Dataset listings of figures
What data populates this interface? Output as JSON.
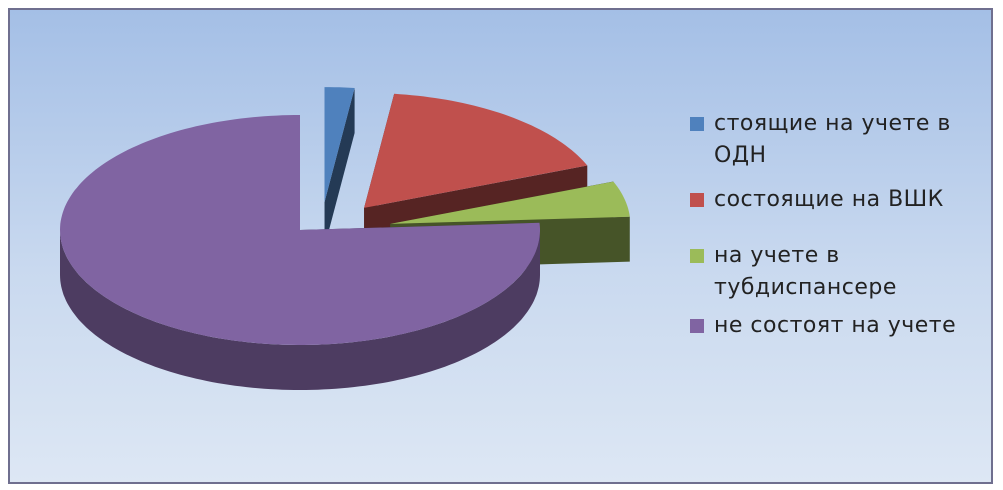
{
  "chart_data": {
    "type": "pie3d",
    "series": [
      {
        "name": "стоящие на учете в ОДН",
        "color": "#4f81bd",
        "value": 2
      },
      {
        "name": "состоящие на ВШК",
        "color": "#c0504d",
        "value": 17
      },
      {
        "name": "на учете в тубдиспансере",
        "color": "#9bbb59",
        "value": 5
      },
      {
        "name": "не состоят на учете",
        "color": "#8064a2",
        "value": 76
      }
    ],
    "legend": "right"
  }
}
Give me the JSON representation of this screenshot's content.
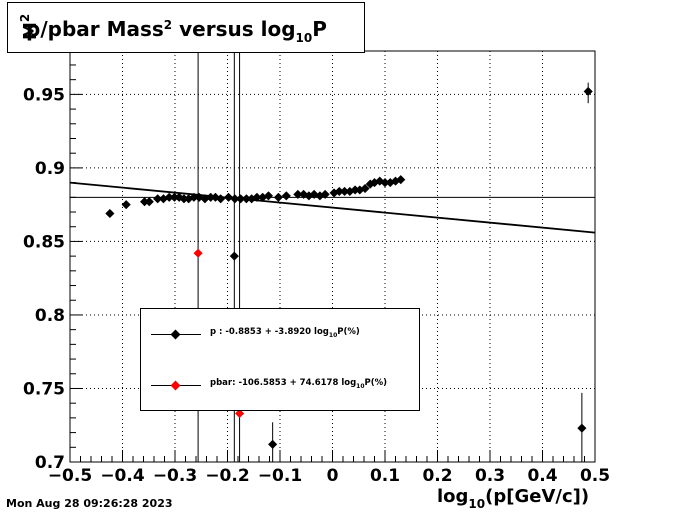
{
  "chart_data": {
    "type": "scatter",
    "title": {
      "base": "p/pbar Mass",
      "sup": "2",
      "mid": " versus log",
      "sub": "10",
      "end": "P"
    },
    "xlabel": {
      "base": "log",
      "sub": "10",
      "end": "(p[GeV/c])"
    },
    "ylabel": {
      "base": "M",
      "sup": "2"
    },
    "xlim": [
      -0.5,
      0.5
    ],
    "ylim": [
      0.7,
      0.9795
    ],
    "x_ticks": [
      -0.5,
      -0.4,
      -0.3,
      -0.2,
      -0.1,
      0,
      0.1,
      0.2,
      0.3,
      0.4,
      0.5
    ],
    "x_tick_labels": [
      "−0.5",
      "−0.4",
      "−0.3",
      "−0.2",
      "−0.1",
      "0",
      "0.1",
      "0.2",
      "0.3",
      "0.4",
      "0.5"
    ],
    "y_ticks": [
      0.7,
      0.75,
      0.8,
      0.85,
      0.9,
      0.95
    ],
    "y_tick_labels": [
      "0.7",
      "0.75",
      "0.8",
      "0.85",
      "0.9",
      "0.95"
    ],
    "grid": true,
    "reference_line_y": 0.88,
    "series": [
      {
        "name": "p",
        "color": "#000000",
        "points": [
          [
            -0.424,
            0.869
          ],
          [
            -0.393,
            0.875
          ],
          [
            -0.358,
            0.877
          ],
          [
            -0.349,
            0.877
          ],
          [
            -0.333,
            0.879
          ],
          [
            -0.322,
            0.879
          ],
          [
            -0.311,
            0.88
          ],
          [
            -0.301,
            0.88
          ],
          [
            -0.292,
            0.88
          ],
          [
            -0.283,
            0.879
          ],
          [
            -0.274,
            0.879
          ],
          [
            -0.264,
            0.88
          ],
          [
            -0.254,
            0.88
          ],
          [
            -0.243,
            0.879
          ],
          [
            -0.232,
            0.88
          ],
          [
            -0.223,
            0.88
          ],
          [
            -0.213,
            0.879
          ],
          [
            -0.198,
            0.88
          ],
          [
            -0.186,
            0.879
          ],
          [
            -0.175,
            0.879
          ],
          [
            -0.164,
            0.879
          ],
          [
            -0.154,
            0.879
          ],
          [
            -0.144,
            0.88
          ],
          [
            -0.133,
            0.88
          ],
          [
            -0.122,
            0.881
          ],
          [
            -0.103,
            0.88
          ],
          [
            -0.088,
            0.881
          ],
          [
            -0.066,
            0.882
          ],
          [
            -0.055,
            0.882
          ],
          [
            -0.045,
            0.881
          ],
          [
            -0.035,
            0.882
          ],
          [
            -0.024,
            0.881
          ],
          [
            -0.014,
            0.882
          ],
          [
            0.003,
            0.883
          ],
          [
            0.013,
            0.884
          ],
          [
            0.023,
            0.884
          ],
          [
            0.033,
            0.884
          ],
          [
            0.043,
            0.885
          ],
          [
            0.052,
            0.885
          ],
          [
            0.062,
            0.886
          ],
          [
            0.072,
            0.889
          ],
          [
            0.08,
            0.89
          ],
          [
            0.09,
            0.891
          ],
          [
            0.1,
            0.89
          ],
          [
            0.11,
            0.89
          ],
          [
            0.12,
            0.891
          ],
          [
            0.13,
            0.892
          ],
          [
            -0.187,
            0.84
          ],
          [
            -0.114,
            0.712
          ],
          [
            0.475,
            0.723
          ],
          [
            0.487,
            0.952
          ]
        ],
        "fit_label": "p   : -0.8853 + -3.8920 log",
        "fit_label_sub": "10",
        "fit_label_end": "P(%)"
      },
      {
        "name": "pbar",
        "color": "#ff0000",
        "points": [
          [
            -0.256,
            0.842
          ],
          [
            -0.177,
            0.733
          ]
        ],
        "fit_label": "pbar: -106.5853 + 74.6178 log",
        "fit_label_sub": "10",
        "fit_label_end": "P(%)"
      }
    ],
    "fit_line": {
      "x": [
        -0.5,
        0.5
      ],
      "y": [
        0.89,
        0.856
      ]
    }
  },
  "footer": {
    "timestamp": "Mon Aug 28 09:26:28 2023"
  }
}
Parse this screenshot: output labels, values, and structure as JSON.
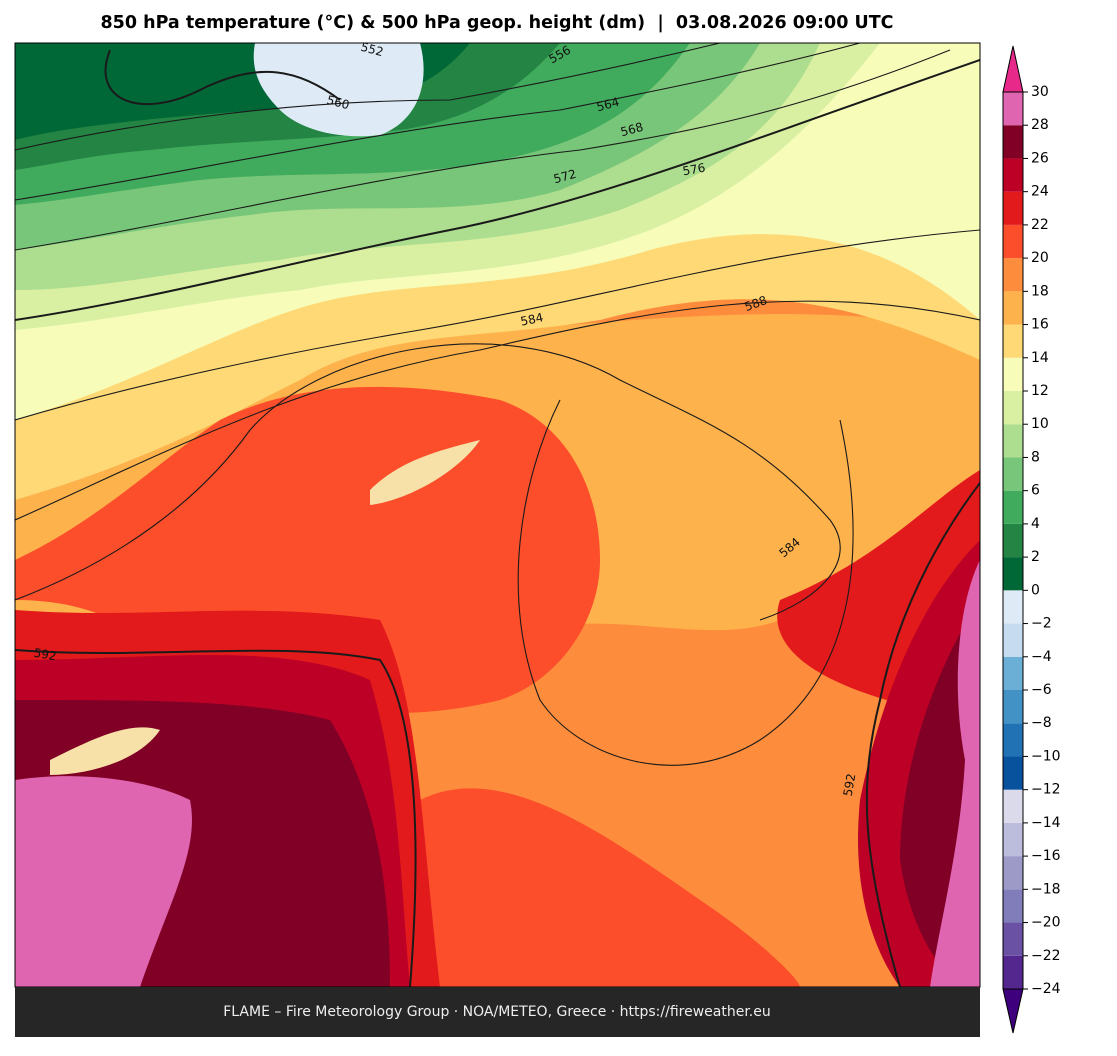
{
  "title": "850 hPa temperature (°C) & 500 hPa geop. height (dm)  |  03.08.2026 09:00 UTC",
  "footer": "FLAME – Fire Meteorology Group · NOA/METEO, Greece · https://fireweather.eu",
  "contour_labels": [
    552,
    556,
    560,
    564,
    568,
    572,
    576,
    584,
    588,
    592,
    584,
    592
  ],
  "colorbar": {
    "ticks": [
      {
        "value": -24,
        "label": "−24"
      },
      {
        "value": -22,
        "label": "−22"
      },
      {
        "value": -20,
        "label": "−20"
      },
      {
        "value": -18,
        "label": "−18"
      },
      {
        "value": -16,
        "label": "−16"
      },
      {
        "value": -14,
        "label": "−14"
      },
      {
        "value": -12,
        "label": "−12"
      },
      {
        "value": -10,
        "label": "−10"
      },
      {
        "value": -8,
        "label": "−8"
      },
      {
        "value": -6,
        "label": "−6"
      },
      {
        "value": -4,
        "label": "−4"
      },
      {
        "value": -2,
        "label": "−2"
      },
      0,
      2,
      4,
      6,
      8,
      10,
      12,
      14,
      16,
      18,
      20,
      22,
      24,
      26,
      28,
      30
    ],
    "colors": [
      "#54278f",
      "#6a51a3",
      "#807dba",
      "#9e9ac8",
      "#bcbddc",
      "#dadaeb",
      "#08519c",
      "#2171b5",
      "#4292c6",
      "#6baed6",
      "#c6dbef",
      "#deebf7",
      "#006837",
      "#238443",
      "#41ab5d",
      "#78c679",
      "#addd8e",
      "#d9f0a3",
      "#f7fcb9",
      "#fed976",
      "#feb24c",
      "#fd8d3c",
      "#fc4e2a",
      "#e31a1c",
      "#bd0026",
      "#800026",
      "#df65b0"
    ],
    "extend_colors": {
      "under": "#3f007d",
      "over": "#e7298a"
    }
  }
}
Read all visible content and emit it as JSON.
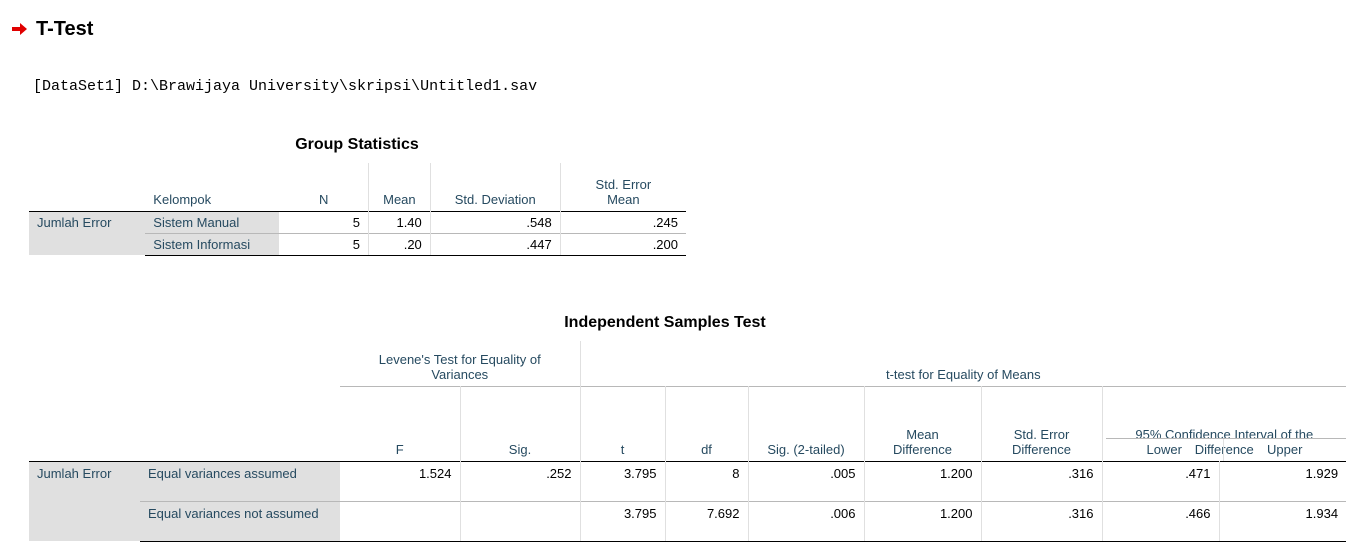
{
  "heading": "T-Test",
  "icons": {
    "bullet": "red-arrow-icon"
  },
  "colors": {
    "arrow": "#e00000",
    "header_text": "#264a60",
    "row_header_bg": "#e0e0e0"
  },
  "dataset": "[DataSet1] D:\\Brawijaya University\\skripsi\\Untitled1.sav",
  "group_statistics": {
    "title": "Group Statistics",
    "headers": {
      "group": "Kelompok",
      "n": "N",
      "mean": "Mean",
      "sd": "Std. Deviation",
      "se": "Std. Error Mean"
    },
    "variable": "Jumlah Error",
    "rows": [
      {
        "group": "Sistem Manual",
        "n": "5",
        "mean": "1.40",
        "sd": ".548",
        "se": ".245"
      },
      {
        "group": "Sistem Informasi",
        "n": "5",
        "mean": ".20",
        "sd": ".447",
        "se": ".200"
      }
    ]
  },
  "independent_test": {
    "title": "Independent Samples Test",
    "levene": "Levene's Test for Equality of Variances",
    "ttest": "t-test for Equality of Means",
    "ci": "95% Confidence Interval of the Difference",
    "headers": {
      "F": "F",
      "sig": "Sig.",
      "t": "t",
      "df": "df",
      "sig2": "Sig. (2-tailed)",
      "mean_diff": "Mean Difference",
      "se_diff": "Std. Error Difference",
      "lower": "Lower",
      "upper": "Upper"
    },
    "variable": "Jumlah Error",
    "rows": [
      {
        "label": "Equal variances assumed",
        "F": "1.524",
        "sig": ".252",
        "t": "3.795",
        "df": "8",
        "sig2": ".005",
        "mean_diff": "1.200",
        "se_diff": ".316",
        "lower": ".471",
        "upper": "1.929"
      },
      {
        "label": "Equal variances not assumed",
        "F": "",
        "sig": "",
        "t": "3.795",
        "df": "7.692",
        "sig2": ".006",
        "mean_diff": "1.200",
        "se_diff": ".316",
        "lower": ".466",
        "upper": "1.934"
      }
    ]
  }
}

What you have to do →
Copy each line of the data above that holds "Difference".

Solution to this problem →
    "ci": "95% Confidence Interval of the Difference",
      "mean_diff": "Mean Difference",
      "se_diff": "Std. Error Difference",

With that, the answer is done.